- _What to work on_
Copy out each line of the data that holds the word "JSON".

——

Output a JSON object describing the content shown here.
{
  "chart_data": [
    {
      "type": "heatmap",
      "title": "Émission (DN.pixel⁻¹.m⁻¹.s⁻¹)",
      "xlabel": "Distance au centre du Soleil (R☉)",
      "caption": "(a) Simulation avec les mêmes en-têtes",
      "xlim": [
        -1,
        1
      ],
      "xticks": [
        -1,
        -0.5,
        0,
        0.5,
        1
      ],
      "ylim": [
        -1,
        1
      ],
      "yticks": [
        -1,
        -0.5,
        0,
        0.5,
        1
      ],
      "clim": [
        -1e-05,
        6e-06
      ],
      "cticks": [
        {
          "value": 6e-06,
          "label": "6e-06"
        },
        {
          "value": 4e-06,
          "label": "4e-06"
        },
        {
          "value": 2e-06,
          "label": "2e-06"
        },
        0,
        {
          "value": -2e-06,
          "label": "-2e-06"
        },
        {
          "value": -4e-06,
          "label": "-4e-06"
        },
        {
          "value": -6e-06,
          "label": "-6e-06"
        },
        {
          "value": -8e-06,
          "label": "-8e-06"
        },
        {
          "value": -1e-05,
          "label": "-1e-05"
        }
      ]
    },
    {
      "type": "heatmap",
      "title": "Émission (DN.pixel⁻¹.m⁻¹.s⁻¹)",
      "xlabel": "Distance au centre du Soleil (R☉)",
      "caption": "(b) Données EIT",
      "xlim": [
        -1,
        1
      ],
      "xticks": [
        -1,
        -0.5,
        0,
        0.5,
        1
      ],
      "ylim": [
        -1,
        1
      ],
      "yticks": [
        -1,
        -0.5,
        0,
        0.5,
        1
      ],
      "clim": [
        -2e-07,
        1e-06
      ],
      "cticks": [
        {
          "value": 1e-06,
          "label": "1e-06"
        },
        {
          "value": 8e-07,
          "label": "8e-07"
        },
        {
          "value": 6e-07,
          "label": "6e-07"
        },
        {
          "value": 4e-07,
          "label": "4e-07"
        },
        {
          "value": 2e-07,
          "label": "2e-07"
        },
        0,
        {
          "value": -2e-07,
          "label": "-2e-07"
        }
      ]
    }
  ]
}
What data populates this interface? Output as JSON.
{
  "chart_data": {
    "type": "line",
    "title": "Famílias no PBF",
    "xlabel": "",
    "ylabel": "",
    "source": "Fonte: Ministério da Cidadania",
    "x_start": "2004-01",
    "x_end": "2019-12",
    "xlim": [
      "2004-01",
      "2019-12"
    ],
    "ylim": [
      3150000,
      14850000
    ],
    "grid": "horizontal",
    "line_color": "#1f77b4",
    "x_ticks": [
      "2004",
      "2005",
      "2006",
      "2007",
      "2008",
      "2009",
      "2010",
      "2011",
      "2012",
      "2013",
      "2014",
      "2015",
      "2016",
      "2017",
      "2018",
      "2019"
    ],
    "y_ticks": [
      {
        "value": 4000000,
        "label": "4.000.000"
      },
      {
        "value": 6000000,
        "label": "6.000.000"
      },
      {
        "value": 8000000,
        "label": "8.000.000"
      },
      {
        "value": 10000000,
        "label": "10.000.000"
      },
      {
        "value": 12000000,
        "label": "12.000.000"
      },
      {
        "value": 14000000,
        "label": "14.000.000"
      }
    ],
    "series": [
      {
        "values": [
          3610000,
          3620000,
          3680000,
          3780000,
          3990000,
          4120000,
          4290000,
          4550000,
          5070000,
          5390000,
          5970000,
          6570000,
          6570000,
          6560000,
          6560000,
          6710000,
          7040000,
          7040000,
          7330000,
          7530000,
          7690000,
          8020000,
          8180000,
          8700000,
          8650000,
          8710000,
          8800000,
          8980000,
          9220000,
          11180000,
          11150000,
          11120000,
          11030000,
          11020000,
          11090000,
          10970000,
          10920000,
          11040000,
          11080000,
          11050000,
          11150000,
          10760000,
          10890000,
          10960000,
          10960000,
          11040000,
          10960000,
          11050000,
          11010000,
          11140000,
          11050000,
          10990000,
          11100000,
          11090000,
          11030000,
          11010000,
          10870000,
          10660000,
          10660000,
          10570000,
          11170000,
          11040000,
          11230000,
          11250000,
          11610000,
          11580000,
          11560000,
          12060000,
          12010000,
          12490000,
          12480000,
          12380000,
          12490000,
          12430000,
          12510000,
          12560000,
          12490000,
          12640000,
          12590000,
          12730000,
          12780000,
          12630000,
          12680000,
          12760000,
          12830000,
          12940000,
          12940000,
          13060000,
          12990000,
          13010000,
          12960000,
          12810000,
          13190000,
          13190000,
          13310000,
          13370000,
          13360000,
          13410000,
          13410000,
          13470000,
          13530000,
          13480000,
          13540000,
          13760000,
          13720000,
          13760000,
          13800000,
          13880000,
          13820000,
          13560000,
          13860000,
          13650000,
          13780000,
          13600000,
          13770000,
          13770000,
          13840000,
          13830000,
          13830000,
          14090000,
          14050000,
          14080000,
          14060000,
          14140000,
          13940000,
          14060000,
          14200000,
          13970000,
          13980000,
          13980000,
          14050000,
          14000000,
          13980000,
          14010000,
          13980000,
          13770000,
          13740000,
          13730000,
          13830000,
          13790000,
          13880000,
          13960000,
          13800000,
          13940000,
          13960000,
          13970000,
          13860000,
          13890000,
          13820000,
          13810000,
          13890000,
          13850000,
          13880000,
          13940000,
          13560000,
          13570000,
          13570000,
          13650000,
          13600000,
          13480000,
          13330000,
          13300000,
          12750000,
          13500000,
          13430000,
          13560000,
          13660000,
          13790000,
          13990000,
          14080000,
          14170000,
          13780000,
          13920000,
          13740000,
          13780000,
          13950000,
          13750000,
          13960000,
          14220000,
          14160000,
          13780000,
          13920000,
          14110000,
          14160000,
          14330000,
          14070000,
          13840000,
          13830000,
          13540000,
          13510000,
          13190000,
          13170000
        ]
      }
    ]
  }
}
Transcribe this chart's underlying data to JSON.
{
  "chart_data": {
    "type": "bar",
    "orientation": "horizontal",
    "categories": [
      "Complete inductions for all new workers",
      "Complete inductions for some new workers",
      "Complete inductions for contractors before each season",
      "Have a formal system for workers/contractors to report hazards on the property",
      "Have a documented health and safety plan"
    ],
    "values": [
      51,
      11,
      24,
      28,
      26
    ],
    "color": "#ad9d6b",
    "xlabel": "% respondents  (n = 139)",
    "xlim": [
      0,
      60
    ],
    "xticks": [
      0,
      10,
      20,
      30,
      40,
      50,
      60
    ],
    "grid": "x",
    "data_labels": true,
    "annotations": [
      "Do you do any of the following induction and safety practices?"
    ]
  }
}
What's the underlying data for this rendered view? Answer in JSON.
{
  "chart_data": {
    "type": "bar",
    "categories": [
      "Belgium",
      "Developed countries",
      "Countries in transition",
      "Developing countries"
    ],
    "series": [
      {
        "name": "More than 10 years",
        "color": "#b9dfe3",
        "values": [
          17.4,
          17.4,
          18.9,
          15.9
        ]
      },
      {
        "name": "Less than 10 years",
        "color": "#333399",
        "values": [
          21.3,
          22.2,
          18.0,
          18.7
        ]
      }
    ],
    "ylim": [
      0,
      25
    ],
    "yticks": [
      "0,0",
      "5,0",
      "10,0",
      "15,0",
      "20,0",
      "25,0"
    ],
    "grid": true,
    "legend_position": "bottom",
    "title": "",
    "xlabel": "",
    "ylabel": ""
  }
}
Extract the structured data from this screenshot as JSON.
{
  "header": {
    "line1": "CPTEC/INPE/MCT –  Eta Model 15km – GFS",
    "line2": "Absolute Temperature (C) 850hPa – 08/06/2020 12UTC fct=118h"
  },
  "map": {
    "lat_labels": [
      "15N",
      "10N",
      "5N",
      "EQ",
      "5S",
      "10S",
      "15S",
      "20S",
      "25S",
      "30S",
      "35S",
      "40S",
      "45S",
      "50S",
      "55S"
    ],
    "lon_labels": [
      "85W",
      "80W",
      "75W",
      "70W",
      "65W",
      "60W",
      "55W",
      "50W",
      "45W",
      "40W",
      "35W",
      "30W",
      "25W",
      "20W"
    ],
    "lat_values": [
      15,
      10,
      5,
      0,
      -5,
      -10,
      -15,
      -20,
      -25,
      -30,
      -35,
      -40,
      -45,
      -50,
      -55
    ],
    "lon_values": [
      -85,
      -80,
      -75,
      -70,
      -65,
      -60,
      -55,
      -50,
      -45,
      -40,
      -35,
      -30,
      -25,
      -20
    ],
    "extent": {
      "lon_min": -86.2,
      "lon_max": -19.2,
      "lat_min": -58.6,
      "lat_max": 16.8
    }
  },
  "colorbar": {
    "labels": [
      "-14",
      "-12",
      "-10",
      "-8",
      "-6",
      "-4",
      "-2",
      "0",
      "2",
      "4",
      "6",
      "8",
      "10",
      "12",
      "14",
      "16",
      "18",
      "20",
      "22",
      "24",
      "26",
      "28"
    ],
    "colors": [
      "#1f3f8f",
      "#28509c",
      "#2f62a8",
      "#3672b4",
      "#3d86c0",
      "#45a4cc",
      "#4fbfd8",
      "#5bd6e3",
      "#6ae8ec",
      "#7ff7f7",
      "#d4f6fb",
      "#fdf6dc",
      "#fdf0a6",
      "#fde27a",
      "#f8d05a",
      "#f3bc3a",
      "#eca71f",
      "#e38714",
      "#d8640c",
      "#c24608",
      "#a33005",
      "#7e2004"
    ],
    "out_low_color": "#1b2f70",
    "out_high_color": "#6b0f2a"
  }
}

——

- _Complete answer_
Output a JSON object describing the content shown here.
What data populates this interface? Output as JSON.
Transcribe this chart's underlying data to JSON.
What's the underlying data for this rendered view? Answer in JSON.
Extract the structured data from this screenshot as JSON.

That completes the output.